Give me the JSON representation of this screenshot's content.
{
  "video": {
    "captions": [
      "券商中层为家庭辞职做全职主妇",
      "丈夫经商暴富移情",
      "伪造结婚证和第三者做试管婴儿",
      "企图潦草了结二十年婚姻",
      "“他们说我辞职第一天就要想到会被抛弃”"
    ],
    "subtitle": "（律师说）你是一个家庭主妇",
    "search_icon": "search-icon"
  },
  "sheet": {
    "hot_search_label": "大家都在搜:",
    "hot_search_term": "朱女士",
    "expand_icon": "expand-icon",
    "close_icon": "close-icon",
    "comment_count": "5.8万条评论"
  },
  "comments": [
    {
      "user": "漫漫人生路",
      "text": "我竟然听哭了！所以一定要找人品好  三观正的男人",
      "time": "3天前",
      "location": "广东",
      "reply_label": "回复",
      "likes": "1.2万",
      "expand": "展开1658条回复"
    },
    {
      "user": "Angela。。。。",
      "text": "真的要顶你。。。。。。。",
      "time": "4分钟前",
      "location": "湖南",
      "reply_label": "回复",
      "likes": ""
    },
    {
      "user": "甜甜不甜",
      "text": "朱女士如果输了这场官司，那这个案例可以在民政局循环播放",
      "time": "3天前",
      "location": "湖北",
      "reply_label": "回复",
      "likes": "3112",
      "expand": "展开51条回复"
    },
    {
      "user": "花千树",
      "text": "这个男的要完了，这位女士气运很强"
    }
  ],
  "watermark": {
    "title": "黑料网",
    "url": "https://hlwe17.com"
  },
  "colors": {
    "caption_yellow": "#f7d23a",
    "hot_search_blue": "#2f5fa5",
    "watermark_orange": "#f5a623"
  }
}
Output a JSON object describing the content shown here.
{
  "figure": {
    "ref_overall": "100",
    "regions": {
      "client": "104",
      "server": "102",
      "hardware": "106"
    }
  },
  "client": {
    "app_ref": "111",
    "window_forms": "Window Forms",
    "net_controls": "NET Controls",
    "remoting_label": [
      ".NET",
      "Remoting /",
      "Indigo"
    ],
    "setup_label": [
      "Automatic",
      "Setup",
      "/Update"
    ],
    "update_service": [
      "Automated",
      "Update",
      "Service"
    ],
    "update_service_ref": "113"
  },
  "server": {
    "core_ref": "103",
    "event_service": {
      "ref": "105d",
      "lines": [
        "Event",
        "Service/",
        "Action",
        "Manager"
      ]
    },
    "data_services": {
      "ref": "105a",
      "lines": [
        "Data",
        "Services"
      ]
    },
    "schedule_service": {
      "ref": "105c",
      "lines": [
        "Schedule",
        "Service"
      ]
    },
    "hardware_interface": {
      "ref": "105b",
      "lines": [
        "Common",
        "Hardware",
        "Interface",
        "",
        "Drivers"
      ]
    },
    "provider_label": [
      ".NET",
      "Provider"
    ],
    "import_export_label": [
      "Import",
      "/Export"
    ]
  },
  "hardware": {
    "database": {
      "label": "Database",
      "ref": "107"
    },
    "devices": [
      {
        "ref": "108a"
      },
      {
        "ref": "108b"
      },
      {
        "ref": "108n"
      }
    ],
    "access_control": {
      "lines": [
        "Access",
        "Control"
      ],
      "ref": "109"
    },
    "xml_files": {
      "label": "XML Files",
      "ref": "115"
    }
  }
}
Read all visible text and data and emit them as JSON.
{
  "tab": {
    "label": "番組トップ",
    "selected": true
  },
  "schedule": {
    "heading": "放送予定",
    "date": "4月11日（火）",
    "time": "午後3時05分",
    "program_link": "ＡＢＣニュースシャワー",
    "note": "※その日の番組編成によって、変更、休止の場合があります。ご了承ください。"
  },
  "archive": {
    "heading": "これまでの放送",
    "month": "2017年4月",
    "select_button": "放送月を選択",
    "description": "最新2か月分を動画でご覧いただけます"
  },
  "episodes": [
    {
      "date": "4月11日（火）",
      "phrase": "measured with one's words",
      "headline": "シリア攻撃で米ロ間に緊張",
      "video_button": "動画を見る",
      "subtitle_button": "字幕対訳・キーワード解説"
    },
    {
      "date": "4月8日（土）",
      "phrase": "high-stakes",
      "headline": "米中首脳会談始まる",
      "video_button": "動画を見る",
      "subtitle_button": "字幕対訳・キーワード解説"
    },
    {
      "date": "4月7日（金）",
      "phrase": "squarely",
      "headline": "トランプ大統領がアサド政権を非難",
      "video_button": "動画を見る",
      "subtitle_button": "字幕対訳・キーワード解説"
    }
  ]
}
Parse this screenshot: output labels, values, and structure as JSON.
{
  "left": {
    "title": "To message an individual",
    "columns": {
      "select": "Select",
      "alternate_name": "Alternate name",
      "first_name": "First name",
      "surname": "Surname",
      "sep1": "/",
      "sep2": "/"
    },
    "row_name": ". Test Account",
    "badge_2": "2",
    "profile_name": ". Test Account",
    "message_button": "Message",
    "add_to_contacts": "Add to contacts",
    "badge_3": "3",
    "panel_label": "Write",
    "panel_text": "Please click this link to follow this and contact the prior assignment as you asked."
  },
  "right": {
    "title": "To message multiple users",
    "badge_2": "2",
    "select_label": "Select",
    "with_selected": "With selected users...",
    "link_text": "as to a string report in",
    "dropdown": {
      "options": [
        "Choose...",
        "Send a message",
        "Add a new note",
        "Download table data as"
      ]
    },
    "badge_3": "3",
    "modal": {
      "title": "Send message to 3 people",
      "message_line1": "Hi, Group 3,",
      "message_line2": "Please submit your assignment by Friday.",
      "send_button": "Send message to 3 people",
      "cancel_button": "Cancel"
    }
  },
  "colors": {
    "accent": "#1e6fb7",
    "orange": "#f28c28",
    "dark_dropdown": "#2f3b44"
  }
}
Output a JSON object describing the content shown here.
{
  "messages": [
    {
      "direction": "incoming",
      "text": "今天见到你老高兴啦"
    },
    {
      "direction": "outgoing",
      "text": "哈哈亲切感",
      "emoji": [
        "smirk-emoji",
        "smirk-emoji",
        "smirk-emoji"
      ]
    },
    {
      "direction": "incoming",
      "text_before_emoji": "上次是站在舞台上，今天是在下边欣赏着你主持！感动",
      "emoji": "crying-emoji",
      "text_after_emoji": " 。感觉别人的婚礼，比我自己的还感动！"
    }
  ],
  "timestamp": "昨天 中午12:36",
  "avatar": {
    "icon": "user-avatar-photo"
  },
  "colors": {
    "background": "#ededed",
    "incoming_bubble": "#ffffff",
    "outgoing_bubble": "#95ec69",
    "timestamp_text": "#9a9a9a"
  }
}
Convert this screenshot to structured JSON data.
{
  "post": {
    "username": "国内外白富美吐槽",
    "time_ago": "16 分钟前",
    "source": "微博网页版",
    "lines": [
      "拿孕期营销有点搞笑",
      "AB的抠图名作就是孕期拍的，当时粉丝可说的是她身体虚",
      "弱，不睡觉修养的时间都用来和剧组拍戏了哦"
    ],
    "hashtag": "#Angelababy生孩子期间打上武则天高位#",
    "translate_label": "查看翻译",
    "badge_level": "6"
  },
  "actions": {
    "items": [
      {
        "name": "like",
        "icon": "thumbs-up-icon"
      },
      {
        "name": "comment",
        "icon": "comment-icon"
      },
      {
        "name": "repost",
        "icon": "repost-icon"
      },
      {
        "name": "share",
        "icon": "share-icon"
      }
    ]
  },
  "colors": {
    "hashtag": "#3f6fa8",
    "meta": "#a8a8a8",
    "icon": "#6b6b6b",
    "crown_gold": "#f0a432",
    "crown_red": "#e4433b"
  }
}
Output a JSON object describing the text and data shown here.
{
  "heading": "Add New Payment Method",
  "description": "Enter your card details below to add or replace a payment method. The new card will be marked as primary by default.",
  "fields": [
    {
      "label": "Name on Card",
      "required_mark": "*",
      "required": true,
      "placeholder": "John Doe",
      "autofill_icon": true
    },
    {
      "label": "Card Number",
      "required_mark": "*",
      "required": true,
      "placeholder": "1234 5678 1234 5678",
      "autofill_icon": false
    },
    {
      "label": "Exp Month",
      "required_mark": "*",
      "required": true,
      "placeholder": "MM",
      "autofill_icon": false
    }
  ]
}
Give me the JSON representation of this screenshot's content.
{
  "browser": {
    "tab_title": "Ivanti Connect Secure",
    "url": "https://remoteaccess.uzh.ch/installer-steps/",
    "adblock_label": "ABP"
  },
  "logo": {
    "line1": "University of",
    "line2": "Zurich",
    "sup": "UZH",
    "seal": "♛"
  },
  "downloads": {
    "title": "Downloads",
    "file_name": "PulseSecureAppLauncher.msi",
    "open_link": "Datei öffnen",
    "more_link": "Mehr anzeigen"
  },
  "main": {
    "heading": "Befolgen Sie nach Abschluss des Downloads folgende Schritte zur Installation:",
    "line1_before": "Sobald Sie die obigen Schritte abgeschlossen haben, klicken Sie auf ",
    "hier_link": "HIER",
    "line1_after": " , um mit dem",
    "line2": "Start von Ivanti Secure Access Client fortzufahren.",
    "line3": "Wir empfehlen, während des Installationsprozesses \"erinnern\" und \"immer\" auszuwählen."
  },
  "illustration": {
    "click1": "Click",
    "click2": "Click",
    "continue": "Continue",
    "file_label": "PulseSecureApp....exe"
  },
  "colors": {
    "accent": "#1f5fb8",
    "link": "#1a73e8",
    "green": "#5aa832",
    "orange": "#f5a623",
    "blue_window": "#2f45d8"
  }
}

= = = = = = =

Pull out each line of the records holding the string "location".

      "location": "广东",
      "location": "湖南",
      "location": "湖北",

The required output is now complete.